Prompt: Your task is to print all of the data word for word.

Data for processing:
============

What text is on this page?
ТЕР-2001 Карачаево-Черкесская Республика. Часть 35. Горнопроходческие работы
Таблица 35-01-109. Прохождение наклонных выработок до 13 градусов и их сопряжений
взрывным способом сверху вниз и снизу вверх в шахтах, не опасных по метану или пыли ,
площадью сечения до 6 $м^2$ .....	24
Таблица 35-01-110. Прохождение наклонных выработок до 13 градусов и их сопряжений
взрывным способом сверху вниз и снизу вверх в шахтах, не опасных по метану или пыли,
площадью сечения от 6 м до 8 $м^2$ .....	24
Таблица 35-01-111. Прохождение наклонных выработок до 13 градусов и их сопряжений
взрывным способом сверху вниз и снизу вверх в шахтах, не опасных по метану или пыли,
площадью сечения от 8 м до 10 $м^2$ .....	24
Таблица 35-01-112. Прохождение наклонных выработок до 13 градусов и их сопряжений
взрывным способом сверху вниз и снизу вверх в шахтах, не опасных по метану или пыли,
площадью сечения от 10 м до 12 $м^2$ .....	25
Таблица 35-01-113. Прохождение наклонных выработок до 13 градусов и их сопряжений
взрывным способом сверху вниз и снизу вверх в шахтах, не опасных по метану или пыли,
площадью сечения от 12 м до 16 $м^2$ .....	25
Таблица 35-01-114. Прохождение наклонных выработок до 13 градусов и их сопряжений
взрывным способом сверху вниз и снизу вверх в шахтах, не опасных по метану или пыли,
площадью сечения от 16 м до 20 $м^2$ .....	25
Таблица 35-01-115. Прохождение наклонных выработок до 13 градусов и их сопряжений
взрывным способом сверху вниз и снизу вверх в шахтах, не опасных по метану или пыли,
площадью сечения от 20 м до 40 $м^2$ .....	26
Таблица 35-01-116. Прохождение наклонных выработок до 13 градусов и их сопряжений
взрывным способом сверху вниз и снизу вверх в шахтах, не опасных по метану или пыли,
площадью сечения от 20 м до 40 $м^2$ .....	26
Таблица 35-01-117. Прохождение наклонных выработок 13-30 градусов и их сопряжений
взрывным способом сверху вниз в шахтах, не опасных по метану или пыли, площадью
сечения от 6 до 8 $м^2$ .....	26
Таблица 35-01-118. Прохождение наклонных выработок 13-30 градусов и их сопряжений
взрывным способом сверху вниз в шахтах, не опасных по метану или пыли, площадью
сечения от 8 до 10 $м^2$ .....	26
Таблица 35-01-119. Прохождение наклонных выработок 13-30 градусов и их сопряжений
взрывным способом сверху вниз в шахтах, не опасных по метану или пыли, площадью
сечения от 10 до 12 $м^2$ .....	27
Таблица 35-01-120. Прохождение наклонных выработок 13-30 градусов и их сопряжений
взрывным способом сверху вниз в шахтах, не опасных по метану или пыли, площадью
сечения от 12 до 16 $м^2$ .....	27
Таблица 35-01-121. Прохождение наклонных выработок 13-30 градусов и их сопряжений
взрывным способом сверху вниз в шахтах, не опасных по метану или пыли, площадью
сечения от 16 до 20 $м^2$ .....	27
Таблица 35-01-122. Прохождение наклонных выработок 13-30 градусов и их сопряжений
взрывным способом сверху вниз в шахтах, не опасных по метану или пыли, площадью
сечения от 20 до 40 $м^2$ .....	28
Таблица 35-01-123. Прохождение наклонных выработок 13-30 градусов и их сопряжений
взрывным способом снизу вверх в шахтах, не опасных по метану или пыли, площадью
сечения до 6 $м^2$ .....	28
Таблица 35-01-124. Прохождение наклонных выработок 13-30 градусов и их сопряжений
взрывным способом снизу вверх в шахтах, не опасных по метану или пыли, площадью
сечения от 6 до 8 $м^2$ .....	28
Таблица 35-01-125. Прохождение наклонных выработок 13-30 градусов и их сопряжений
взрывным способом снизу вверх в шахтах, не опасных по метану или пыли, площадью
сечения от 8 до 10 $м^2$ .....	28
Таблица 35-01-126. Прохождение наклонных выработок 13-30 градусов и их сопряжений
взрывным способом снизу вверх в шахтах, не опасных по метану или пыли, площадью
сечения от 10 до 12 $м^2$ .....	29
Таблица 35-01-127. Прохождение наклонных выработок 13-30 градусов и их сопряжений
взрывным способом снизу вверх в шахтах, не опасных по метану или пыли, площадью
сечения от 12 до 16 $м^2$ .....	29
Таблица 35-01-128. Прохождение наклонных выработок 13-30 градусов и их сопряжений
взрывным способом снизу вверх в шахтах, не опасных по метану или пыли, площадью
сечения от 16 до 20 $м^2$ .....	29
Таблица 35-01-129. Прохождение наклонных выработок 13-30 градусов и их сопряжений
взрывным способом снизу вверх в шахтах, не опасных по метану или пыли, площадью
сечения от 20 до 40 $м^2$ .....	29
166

============

Answer in full:
What text is on this page?
ТЕР-2001 Карачаево-Черкесская Республика. Часть 35. Горнопроходческие работы
Таблица 35-01-109. Прохождение наклонных выработок до 13 градусов и их сопряжений
взрывным способом сверху вниз и снизу вверх в шахтах, не опасных по метану или пыли ,
площадью сечения до 6 $м^2$ .....	24
Таблица 35-01-110. Прохождение наклонных выработок до 13 градусов и их сопряжений
взрывным способом сверху вниз и снизу вверх в шахтах, не опасных по метану или пыли,
площадью сечения от 6 м до 8 $м^2$ .....	24
Таблица 35-01-111. Прохождение наклонных выработок до 13 градусов и их сопряжений
взрывным способом сверху вниз и снизу вверх в шахтах, не опасных по метану или пыли,
площадью сечения от 8 м до 10 $м^2$ .....	24
Таблица 35-01-112. Прохождение наклонных выработок до 13 градусов и их сопряжений
взрывным способом сверху вниз и снизу вверх в шахтах, не опасных по метану или пыли,
площадью сечения от 10 м до 12 $м^2$ .....	25
Таблица 35-01-113. Прохождение наклонных выработок до 13 градусов и их сопряжений
взрывным способом сверху вниз и снизу вверх в шахтах, не опасных по метану или пыли,
площадью сечения от 12 м до 16 $м^2$ .....	25
Таблица 35-01-114. Прохождение наклонных выработок до 13 градусов и их сопряжений
взрывным способом сверху вниз и снизу вверх в шахтах, не опасных по метану или пыли,
площадью сечения от 16 м до 20 $м^2$ .....	25
Таблица 35-01-115. Прохождение наклонных выработок до 13 градусов и их сопряжений
взрывным способом сверху вниз и снизу вверх в шахтах, не опасных по метану или пыли,
площадью сечения от 20 м до 40 $м^2$ .....	26
Таблица 35-01-116. Прохождение наклонных выработок до 13 градусов и их сопряжений
взрывным способом сверху вниз и снизу вверх в шахтах, не опасных по метану или пыли,
площадью сечения от 20 м до 40 $м^2$ .....	26
Таблица 35-01-117. Прохождение наклонных выработок 13-30 градусов и их сопряжений
взрывным способом сверху вниз в шахтах, не опасных по метану или пыли, площадью
сечения от 6 до 8 $м^2$ .....	26
Таблица 35-01-118. Прохождение наклонных выработок 13-30 градусов и их сопряжений
взрывным способом сверху вниз в шахтах, не опасных по метану или пыли, площадью
сечения от 8 до 10 $м^2$ .....	26
Таблица 35-01-119. Прохождение наклонных выработок 13-30 градусов и их сопряжений
взрывным способом сверху вниз в шахтах, не опасных по метану или пыли, площадью
сечения от 10 до 12 $м^2$ .....	27
Таблица 35-01-120. Прохождение наклонных выработок 13-30 градусов и их сопряжений
взрывным способом сверху вниз в шахтах, не опасных по метану или пыли, площадью
сечения от 12 до 16 $м^2$ .....	27
Таблица 35-01-121. Прохождение наклонных выработок 13-30 градусов и их сопряжений
взрывным способом сверху вниз в шахтах, не опасных по метану или пыли, площадью
сечения от 16 до 20 $м^2$ .....	27
Таблица 35-01-122. Прохождение наклонных выработок 13-30 градусов и их сопряжений
взрывным способом сверху вниз в шахтах, не опасных по метану или пыли, площадью
сечения от 20 до 40 $м^2$ .....	28
Таблица 35-01-123. Прохождение наклонных выработок 13-30 градусов и их сопряжений
взрывным способом снизу вверх в шахтах, не опасных по метану или пыли, площадью
сечения до 6 $м^2$ .....	28
Таблица 35-01-124. Прохождение наклонных выработок 13-30 градусов и их сопряжений
взрывным способом снизу вверх в шахтах, не опасных по метану или пыли, площадью
сечения от 6 до 8 $м^2$ .....	28
Таблица 35-01-125. Прохождение наклонных выработок 13-30 градусов и их сопряжений
взрывным способом снизу вверх в шахтах, не опасных по метану или пыли, площадью
сечения от 8 до 10 $м^2$ .....	28
Таблица 35-01-126. Прохождение наклонных выработок 13-30 градусов и их сопряжений
взрывным способом снизу вверх в шахтах, не опасных по метану или пыли, площадью
сечения от 10 до 12 $м^2$ .....	29
Таблица 35-01-127. Прохождение наклонных выработок 13-30 градусов и их сопряжений
взрывным способом снизу вверх в шахтах, не опасных по метану или пыли, площадью
сечения от 12 до 16 $м^2$ .....	29
Таблица 35-01-128. Прохождение наклонных выработок 13-30 градусов и их сопряжений
взрывным способом снизу вверх в шахтах, не опасных по метану или пыли, площадью
сечения от 16 до 20 $м^2$ .....	29
Таблица 35-01-129. Прохождение наклонных выработок 13-30 градусов и их сопряжений
взрывным способом снизу вверх в шахтах, не опасных по метану или пыли, площадью
сечения от 20 до 40 $м^2$ .....	29
166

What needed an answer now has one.